Exercise directions: Identify each line in the records below that contains the word "JSON", and copy it.

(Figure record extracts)
·····
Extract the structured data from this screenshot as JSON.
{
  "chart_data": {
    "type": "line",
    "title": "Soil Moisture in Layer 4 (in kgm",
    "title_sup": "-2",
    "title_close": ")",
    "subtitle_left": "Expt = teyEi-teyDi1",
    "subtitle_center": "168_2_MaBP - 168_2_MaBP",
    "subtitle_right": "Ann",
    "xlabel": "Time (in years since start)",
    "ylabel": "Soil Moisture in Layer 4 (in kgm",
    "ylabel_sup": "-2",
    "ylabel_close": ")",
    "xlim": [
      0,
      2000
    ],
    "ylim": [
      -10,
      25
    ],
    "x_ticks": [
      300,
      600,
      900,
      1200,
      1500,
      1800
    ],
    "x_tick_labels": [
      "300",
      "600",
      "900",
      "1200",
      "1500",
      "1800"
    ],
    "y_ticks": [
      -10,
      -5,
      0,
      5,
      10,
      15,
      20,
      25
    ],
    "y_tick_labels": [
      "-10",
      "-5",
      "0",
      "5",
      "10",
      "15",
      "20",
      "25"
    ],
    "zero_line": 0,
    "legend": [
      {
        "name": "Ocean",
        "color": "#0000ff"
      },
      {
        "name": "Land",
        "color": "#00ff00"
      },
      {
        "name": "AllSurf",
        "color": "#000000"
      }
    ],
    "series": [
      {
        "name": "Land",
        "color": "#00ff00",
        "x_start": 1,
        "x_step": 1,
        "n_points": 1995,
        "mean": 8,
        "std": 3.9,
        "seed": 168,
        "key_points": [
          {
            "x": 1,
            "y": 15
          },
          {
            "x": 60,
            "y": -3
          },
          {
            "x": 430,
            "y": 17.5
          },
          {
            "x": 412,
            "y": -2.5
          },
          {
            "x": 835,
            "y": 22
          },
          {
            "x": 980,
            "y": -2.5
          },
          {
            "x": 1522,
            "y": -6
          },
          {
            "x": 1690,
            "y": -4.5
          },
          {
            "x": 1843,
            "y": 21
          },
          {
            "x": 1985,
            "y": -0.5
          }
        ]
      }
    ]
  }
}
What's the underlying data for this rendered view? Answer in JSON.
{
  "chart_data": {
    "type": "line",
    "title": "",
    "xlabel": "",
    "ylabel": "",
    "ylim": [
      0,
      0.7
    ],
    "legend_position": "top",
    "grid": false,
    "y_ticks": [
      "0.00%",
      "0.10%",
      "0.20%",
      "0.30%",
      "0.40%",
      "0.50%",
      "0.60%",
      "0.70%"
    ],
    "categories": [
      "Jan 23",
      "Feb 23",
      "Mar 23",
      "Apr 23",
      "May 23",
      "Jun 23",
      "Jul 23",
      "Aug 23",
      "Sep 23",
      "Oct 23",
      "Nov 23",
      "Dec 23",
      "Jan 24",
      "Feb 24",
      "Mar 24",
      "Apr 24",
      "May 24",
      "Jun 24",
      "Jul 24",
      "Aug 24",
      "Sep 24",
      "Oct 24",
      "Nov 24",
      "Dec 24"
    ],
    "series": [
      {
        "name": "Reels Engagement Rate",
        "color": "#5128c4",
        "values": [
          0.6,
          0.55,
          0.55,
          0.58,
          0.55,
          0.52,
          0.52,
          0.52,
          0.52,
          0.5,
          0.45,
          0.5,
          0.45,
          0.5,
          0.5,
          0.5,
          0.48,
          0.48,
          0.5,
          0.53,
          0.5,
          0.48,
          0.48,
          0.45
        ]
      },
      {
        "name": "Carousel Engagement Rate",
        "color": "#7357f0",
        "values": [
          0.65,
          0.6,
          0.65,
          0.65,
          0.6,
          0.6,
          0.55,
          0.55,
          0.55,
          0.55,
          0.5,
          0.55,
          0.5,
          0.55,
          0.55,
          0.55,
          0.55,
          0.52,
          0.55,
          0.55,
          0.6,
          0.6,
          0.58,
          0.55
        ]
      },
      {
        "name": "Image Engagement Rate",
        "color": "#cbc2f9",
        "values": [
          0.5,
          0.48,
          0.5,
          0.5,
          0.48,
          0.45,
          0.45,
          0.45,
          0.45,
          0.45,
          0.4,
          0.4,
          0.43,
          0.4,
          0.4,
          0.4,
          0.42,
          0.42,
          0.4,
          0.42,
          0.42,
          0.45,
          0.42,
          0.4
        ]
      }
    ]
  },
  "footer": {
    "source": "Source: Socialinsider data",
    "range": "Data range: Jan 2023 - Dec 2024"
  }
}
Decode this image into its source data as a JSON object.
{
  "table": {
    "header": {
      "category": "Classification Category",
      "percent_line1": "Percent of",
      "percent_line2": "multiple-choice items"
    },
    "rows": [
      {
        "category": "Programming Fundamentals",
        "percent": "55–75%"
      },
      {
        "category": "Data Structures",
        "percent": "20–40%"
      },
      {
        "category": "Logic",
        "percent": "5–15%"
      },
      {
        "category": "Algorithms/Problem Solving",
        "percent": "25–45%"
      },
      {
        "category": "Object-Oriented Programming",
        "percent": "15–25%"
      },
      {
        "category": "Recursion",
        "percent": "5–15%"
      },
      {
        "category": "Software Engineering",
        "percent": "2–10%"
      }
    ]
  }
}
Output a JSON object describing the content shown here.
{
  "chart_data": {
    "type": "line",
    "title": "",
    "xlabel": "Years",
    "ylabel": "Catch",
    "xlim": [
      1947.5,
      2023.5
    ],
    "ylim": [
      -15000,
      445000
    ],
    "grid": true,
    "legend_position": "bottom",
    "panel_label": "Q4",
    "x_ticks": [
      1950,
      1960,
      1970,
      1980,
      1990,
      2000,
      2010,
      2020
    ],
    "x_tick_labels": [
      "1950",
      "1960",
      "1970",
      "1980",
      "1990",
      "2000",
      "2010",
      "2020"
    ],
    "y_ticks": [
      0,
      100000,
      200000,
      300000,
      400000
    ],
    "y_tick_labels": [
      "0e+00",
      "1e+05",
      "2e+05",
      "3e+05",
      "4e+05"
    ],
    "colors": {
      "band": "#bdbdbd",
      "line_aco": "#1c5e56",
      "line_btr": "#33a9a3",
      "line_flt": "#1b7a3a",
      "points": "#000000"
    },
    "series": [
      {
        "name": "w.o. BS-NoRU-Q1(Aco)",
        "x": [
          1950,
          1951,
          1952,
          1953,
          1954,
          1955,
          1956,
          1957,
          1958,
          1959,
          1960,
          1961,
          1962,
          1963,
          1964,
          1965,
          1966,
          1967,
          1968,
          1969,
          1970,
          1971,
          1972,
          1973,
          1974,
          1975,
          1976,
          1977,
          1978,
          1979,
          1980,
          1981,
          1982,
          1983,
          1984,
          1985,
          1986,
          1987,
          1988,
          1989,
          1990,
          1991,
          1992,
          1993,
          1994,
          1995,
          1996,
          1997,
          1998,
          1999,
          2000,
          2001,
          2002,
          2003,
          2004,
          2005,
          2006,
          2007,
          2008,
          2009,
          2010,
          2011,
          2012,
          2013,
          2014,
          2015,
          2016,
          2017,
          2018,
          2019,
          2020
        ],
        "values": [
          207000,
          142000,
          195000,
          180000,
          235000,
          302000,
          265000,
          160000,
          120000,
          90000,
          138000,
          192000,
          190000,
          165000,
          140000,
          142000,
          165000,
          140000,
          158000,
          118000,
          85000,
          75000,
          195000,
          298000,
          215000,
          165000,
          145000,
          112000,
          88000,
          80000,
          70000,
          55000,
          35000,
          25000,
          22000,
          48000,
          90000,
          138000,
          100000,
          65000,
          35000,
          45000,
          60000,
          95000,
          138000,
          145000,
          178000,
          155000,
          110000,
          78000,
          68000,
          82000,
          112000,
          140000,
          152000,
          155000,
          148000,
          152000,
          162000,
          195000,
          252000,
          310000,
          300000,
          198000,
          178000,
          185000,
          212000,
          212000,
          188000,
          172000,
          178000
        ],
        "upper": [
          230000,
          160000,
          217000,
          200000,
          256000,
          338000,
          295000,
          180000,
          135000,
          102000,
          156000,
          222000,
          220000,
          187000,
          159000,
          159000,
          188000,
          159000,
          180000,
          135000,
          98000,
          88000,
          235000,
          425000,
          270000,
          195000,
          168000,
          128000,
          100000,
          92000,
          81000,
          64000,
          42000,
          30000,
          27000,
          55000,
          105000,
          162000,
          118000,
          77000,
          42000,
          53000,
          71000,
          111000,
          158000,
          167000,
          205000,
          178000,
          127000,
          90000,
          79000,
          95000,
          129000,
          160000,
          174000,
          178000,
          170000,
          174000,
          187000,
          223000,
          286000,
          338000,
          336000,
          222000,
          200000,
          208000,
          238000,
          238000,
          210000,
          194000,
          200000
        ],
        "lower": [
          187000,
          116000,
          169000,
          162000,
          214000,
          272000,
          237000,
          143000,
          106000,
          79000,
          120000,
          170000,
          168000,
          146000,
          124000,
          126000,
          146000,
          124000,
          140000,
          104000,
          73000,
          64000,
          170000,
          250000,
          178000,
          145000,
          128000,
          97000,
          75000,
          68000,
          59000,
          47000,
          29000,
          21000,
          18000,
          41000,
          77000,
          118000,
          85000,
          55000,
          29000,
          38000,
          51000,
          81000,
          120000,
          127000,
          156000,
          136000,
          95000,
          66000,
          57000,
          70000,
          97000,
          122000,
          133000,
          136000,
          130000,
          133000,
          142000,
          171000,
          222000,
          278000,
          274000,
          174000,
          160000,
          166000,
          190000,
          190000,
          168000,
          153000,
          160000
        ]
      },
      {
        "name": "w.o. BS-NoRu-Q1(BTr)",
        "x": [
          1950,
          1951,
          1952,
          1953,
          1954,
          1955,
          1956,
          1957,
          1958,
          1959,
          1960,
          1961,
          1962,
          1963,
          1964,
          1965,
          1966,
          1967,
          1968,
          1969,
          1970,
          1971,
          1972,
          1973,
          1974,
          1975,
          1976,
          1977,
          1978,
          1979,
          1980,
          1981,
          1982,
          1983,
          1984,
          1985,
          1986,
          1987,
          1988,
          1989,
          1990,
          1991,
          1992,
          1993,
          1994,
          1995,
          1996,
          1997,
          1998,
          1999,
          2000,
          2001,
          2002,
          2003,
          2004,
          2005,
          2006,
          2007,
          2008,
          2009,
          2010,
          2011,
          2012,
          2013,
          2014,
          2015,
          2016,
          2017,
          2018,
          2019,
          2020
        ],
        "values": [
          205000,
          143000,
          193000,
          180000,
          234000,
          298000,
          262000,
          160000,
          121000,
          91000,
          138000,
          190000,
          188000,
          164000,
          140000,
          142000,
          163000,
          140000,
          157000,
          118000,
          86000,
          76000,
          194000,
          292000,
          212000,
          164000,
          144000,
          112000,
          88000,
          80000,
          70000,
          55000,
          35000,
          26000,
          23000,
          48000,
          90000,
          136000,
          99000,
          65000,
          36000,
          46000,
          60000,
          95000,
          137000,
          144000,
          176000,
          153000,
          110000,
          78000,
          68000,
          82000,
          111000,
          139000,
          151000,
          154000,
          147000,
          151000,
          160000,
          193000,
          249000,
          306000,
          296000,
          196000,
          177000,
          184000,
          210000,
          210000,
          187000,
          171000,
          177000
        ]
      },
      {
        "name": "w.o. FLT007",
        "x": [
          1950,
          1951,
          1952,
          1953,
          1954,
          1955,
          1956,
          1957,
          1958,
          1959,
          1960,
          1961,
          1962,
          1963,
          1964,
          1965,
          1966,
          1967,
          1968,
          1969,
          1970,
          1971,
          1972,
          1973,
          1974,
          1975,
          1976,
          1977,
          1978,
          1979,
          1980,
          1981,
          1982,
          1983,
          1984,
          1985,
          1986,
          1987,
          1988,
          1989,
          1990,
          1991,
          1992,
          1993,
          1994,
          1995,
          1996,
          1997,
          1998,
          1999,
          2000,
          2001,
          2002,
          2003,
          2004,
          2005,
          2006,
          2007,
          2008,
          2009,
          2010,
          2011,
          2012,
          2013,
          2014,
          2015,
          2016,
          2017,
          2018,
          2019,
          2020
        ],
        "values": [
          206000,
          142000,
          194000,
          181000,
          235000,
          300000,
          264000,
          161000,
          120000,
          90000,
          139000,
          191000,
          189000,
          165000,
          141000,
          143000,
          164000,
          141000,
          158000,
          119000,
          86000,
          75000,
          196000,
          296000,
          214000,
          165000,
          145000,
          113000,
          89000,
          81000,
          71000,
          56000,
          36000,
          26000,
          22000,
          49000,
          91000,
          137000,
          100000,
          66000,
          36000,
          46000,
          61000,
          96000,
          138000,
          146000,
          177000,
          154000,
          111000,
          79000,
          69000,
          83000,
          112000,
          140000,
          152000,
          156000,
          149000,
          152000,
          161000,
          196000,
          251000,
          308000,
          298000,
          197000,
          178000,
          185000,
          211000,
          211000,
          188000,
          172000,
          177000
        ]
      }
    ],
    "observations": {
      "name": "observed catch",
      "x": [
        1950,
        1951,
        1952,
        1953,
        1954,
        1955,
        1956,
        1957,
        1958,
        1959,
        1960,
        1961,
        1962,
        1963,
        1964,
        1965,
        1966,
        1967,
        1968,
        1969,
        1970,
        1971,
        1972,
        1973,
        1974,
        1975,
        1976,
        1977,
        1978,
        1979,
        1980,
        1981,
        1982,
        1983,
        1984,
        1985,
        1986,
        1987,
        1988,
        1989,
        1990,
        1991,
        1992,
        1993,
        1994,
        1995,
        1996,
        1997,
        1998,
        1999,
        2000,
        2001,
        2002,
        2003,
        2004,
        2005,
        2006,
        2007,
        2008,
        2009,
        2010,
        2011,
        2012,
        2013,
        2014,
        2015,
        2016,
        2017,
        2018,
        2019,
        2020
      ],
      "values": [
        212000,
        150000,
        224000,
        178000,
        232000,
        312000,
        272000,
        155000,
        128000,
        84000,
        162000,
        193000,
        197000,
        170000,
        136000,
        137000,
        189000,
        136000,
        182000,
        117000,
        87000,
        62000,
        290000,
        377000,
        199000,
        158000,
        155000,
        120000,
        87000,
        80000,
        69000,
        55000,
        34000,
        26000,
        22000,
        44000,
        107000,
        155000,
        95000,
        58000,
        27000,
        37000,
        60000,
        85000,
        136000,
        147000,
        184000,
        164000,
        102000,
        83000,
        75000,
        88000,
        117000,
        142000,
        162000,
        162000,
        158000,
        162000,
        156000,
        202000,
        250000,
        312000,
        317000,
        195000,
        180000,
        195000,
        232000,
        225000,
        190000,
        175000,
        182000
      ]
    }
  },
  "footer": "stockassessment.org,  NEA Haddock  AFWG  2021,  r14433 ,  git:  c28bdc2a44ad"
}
·····
Correct answer:
Extract the structured data from this screenshot as JSON.
What's the underlying data for this rendered view? Answer in JSON.
Decode this image into its source data as a JSON object.
Output a JSON object describing the content shown here.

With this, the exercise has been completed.